**Task brief:** Can you reproduce the items word for word, starting with the first one and ending after the line that contains "series-line-all-categories — [112, 403, 883, 597]"?
>> start Data section
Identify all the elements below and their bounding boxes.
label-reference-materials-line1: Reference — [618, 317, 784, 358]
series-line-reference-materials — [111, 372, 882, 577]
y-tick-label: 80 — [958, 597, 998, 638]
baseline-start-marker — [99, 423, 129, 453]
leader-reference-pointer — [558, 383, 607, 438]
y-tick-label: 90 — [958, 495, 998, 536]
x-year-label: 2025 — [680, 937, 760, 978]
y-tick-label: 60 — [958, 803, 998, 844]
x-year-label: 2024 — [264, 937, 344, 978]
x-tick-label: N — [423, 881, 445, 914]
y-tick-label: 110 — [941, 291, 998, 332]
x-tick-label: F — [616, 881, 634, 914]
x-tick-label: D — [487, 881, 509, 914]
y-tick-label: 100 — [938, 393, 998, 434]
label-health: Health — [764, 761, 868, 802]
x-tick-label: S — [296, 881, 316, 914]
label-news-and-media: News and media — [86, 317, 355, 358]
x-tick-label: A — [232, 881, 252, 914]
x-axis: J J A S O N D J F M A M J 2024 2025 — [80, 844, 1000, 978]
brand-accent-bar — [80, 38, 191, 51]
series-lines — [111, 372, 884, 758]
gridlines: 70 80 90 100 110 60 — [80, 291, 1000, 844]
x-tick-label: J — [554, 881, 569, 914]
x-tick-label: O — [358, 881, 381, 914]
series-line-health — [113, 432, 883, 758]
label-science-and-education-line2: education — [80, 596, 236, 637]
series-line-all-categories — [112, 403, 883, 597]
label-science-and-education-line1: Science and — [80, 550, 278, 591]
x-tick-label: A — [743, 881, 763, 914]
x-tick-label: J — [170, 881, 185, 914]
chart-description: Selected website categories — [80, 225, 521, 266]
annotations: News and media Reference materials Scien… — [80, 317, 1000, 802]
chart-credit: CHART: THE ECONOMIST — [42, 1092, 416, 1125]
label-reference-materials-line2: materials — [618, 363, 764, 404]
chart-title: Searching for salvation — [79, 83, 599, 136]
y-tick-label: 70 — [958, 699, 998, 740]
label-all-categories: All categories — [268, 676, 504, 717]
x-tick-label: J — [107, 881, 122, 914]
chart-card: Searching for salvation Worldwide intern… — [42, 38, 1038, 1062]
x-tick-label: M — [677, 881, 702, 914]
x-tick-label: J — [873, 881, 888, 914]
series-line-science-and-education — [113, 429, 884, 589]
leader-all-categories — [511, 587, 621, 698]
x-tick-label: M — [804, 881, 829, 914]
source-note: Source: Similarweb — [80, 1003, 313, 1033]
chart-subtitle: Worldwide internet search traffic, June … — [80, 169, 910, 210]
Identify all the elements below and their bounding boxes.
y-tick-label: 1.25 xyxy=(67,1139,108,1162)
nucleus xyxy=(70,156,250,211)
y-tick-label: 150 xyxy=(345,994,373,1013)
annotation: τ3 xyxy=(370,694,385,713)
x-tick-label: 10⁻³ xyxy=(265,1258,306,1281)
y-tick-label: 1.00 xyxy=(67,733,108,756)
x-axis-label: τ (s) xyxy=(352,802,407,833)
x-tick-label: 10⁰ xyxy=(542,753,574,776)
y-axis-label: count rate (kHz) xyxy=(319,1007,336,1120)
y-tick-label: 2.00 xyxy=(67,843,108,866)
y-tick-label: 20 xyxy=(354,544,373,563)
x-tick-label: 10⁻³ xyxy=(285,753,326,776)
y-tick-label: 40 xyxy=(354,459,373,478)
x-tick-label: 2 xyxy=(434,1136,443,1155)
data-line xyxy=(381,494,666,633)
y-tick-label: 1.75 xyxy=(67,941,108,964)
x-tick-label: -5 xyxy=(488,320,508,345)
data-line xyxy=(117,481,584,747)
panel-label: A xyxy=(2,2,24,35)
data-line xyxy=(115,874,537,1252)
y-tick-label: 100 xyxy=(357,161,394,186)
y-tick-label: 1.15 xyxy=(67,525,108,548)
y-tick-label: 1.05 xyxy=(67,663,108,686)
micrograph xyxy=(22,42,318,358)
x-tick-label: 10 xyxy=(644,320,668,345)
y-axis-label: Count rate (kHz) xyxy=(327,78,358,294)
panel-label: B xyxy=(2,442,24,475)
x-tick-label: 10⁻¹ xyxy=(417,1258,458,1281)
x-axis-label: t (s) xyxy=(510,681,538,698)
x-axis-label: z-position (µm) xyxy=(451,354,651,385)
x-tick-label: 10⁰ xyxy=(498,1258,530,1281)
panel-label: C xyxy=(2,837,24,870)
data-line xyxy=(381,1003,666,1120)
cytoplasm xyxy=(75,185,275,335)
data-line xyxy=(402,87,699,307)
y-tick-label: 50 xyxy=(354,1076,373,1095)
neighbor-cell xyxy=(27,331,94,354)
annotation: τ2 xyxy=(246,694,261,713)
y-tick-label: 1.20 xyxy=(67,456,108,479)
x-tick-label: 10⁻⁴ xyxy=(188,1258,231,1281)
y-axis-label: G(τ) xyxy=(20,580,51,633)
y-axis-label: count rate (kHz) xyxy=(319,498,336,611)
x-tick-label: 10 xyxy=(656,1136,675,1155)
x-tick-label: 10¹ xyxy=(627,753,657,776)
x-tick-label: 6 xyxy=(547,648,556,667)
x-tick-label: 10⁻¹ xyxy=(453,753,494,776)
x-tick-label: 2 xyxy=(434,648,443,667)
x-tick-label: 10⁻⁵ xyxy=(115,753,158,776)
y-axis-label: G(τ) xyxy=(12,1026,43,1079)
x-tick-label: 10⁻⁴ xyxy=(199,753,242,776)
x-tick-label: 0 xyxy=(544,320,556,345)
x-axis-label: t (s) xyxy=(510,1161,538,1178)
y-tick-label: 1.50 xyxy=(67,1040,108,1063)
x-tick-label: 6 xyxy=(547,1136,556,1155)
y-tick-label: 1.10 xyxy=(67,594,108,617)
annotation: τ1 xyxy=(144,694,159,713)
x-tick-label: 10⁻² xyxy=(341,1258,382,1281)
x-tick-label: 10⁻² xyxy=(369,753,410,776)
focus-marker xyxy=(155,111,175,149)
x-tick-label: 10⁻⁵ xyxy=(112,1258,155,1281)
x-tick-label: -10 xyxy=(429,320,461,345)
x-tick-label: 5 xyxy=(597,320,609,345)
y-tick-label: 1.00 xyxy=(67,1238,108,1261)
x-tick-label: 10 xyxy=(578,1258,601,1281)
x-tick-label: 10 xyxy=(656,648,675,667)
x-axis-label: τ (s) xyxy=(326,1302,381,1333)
>> end Data section
**Output for this exercise:**
Identify all the elements below and their bounding boxes.
label-reference-materials-line1: Reference — [618, 317, 784, 358]
series-line-reference-materials — [111, 372, 882, 577]
y-tick-label: 80 — [958, 597, 998, 638]
baseline-start-marker — [99, 423, 129, 453]
leader-reference-pointer — [558, 383, 607, 438]
y-tick-label: 90 — [958, 495, 998, 536]
x-year-label: 2025 — [680, 937, 760, 978]
y-tick-label: 60 — [958, 803, 998, 844]
x-year-label: 2024 — [264, 937, 344, 978]
x-tick-label: N — [423, 881, 445, 914]
y-tick-label: 110 — [941, 291, 998, 332]
x-tick-label: F — [616, 881, 634, 914]
x-tick-label: D — [487, 881, 509, 914]
y-tick-label: 100 — [938, 393, 998, 434]
label-health: Health — [764, 761, 868, 802]
x-tick-label: S — [296, 881, 316, 914]
label-news-and-media: News and media — [86, 317, 355, 358]
x-tick-label: A — [232, 881, 252, 914]
x-axis: J J A S O N D J F M A M J 2024 2025 — [80, 844, 1000, 978]
brand-accent-bar — [80, 38, 191, 51]
series-lines — [111, 372, 884, 758]
gridlines: 70 80 90 100 110 60 — [80, 291, 1000, 844]
x-tick-label: J — [554, 881, 569, 914]
x-tick-label: O — [358, 881, 381, 914]
series-line-health — [113, 432, 883, 758]
label-science-and-education-line2: education — [80, 596, 236, 637]
series-line-all-categories — [112, 403, 883, 597]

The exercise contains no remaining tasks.